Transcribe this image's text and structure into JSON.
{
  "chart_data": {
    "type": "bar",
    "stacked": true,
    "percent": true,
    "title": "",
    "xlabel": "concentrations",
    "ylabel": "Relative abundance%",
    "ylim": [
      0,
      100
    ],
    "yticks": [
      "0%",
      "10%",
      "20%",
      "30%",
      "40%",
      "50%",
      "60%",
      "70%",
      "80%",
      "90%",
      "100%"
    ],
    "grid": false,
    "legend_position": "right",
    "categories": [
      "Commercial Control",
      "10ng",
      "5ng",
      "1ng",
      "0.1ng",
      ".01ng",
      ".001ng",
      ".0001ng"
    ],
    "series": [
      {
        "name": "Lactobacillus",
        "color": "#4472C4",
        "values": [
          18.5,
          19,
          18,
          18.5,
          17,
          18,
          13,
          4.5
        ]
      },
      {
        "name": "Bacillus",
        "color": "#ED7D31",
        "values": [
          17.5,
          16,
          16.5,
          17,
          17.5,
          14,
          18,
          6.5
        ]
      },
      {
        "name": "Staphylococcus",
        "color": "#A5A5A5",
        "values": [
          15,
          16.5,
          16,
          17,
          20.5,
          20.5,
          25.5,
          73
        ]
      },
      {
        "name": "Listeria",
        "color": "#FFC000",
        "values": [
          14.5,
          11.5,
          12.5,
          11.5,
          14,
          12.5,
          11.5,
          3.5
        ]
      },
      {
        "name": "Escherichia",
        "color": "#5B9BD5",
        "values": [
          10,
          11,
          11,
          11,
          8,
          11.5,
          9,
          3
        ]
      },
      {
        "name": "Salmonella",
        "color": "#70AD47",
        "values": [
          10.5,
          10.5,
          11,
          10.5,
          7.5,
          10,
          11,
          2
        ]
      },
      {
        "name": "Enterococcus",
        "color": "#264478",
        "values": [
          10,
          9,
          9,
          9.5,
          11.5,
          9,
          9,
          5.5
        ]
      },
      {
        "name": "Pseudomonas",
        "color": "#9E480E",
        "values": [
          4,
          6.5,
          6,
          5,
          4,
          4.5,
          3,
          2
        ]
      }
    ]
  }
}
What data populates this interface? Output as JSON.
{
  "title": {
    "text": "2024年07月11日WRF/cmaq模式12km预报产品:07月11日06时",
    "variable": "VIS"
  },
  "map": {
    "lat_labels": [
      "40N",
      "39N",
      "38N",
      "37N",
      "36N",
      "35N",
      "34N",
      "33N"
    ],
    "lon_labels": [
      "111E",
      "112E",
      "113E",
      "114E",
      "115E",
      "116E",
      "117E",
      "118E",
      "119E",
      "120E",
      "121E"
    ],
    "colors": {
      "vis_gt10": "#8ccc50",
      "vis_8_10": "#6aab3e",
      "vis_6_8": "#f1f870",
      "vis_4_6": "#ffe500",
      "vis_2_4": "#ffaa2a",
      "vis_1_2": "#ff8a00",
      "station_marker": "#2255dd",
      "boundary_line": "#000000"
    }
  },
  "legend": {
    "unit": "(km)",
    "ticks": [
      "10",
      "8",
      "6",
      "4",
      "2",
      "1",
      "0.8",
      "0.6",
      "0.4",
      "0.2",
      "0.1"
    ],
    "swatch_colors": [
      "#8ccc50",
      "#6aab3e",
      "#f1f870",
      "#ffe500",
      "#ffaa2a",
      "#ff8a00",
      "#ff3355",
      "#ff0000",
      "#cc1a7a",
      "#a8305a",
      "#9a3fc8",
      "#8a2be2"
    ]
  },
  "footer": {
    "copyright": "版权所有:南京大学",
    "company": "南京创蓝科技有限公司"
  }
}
**********
EXERCISE: Transcribe the whole listing with nothing added or left out.

THE RESULT:
Transcribe this image's text and structure into JSON.
{
  "chart_data": {
    "type": "bar",
    "stacked": true,
    "percent": true,
    "title": "",
    "xlabel": "concentrations",
    "ylabel": "Relative abundance%",
    "ylim": [
      0,
      100
    ],
    "yticks": [
      "0%",
      "10%",
      "20%",
      "30%",
      "40%",
      "50%",
      "60%",
      "70%",
      "80%",
      "90%",
      "100%"
    ],
    "grid": false,
    "legend_position": "right",
    "categories": [
      "Commercial Control",
      "10ng",
      "5ng",
      "1ng",
      "0.1ng",
      ".01ng",
      ".001ng",
      ".0001ng"
    ],
    "series": [
      {
        "name": "Lactobacillus",
        "color": "#4472C4",
        "values": [
          18.5,
          19,
          18,
          18.5,
          17,
          18,
          13,
          4.5
        ]
      },
      {
        "name": "Bacillus",
        "color": "#ED7D31",
        "values": [
          17.5,
          16,
          16.5,
          17,
          17.5,
          14,
          18,
          6.5
        ]
      },
      {
        "name": "Staphylococcus",
        "color": "#A5A5A5",
        "values": [
          15,
          16.5,
          16,
          17,
          20.5,
          20.5,
          25.5,
          73
        ]
      },
      {
        "name": "Listeria",
        "color": "#FFC000",
        "values": [
          14.5,
          11.5,
          12.5,
          11.5,
          14,
          12.5,
          11.5,
          3.5
        ]
      },
      {
        "name": "Escherichia",
        "color": "#5B9BD5",
        "values": [
          10,
          11,
          11,
          11,
          8,
          11.5,
          9,
          3
        ]
      },
      {
        "name": "Salmonella",
        "color": "#70AD47",
        "values": [
          10.5,
          10.5,
          11,
          10.5,
          7.5,
          10,
          11,
          2
        ]
      },
      {
        "name": "Enterococcus",
        "color": "#264478",
        "values": [
          10,
          9,
          9,
          9.5,
          11.5,
          9,
          9,
          5.5
        ]
      },
      {
        "name": "Pseudomonas",
        "color": "#9E480E",
        "values": [
          4,
          6.5,
          6,
          5,
          4,
          4.5,
          3,
          2
        ]
      }
    ]
  }
}
What data populates this interface? Output as JSON.
{
  "title": {
    "text": "2024年07月11日WRF/cmaq模式12km预报产品:07月11日06时",
    "variable": "VIS"
  },
  "map": {
    "lat_labels": [
      "40N",
      "39N",
      "38N",
      "37N",
      "36N",
      "35N",
      "34N",
      "33N"
    ],
    "lon_labels": [
      "111E",
      "112E",
      "113E",
      "114E",
      "115E",
      "116E",
      "117E",
      "118E",
      "119E",
      "120E",
      "121E"
    ],
    "colors": {
      "vis_gt10": "#8ccc50",
      "vis_8_10": "#6aab3e",
      "vis_6_8": "#f1f870",
      "vis_4_6": "#ffe500",
      "vis_2_4": "#ffaa2a",
      "vis_1_2": "#ff8a00",
      "station_marker": "#2255dd",
      "boundary_line": "#000000"
    }
  },
  "legend": {
    "unit": "(km)",
    "ticks": [
      "10",
      "8",
      "6",
      "4",
      "2",
      "1",
      "0.8",
      "0.6",
      "0.4",
      "0.2",
      "0.1"
    ],
    "swatch_colors": [
      "#8ccc50",
      "#6aab3e",
      "#f1f870",
      "#ffe500",
      "#ffaa2a",
      "#ff8a00",
      "#ff3355",
      "#ff0000",
      "#cc1a7a",
      "#a8305a",
      "#9a3fc8",
      "#8a2be2"
    ]
  },
  "footer": {
    "copyright": "版权所有:南京大学",
    "company": "南京创蓝科技有限公司"
  }
}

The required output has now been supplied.